## To do
Give every entry again, unchanged, and leave its images out.

## Records supplied
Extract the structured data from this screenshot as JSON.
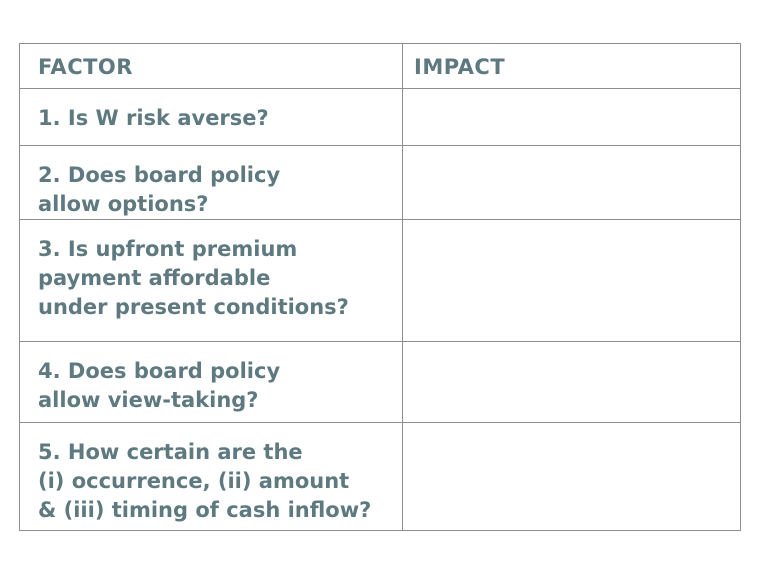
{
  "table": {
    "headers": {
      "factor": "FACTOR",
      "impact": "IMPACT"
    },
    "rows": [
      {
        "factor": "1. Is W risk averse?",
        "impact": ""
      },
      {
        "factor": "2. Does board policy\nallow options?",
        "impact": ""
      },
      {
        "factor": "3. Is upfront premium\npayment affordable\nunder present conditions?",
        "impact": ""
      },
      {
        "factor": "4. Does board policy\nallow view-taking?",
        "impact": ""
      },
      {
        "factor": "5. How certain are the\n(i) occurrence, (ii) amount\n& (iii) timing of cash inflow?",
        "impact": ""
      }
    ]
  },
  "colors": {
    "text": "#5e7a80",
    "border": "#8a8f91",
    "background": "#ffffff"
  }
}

## Solved exercise
Extract the structured data from this screenshot as JSON.
{
  "table": {
    "headers": {
      "factor": "FACTOR",
      "impact": "IMPACT"
    },
    "rows": [
      {
        "factor": "1. Is W risk averse?",
        "impact": ""
      },
      {
        "factor": "2. Does board policy\nallow options?",
        "impact": ""
      },
      {
        "factor": "3. Is upfront premium\npayment affordable\nunder present conditions?",
        "impact": ""
      },
      {
        "factor": "4. Does board policy\nallow view-taking?",
        "impact": ""
      },
      {
        "factor": "5. How certain are the\n(i) occurrence, (ii) amount\n& (iii) timing of cash inflow?",
        "impact": ""
      }
    ]
  },
  "colors": {
    "text": "#5e7a80",
    "border": "#8a8f91",
    "background": "#ffffff"
  }
}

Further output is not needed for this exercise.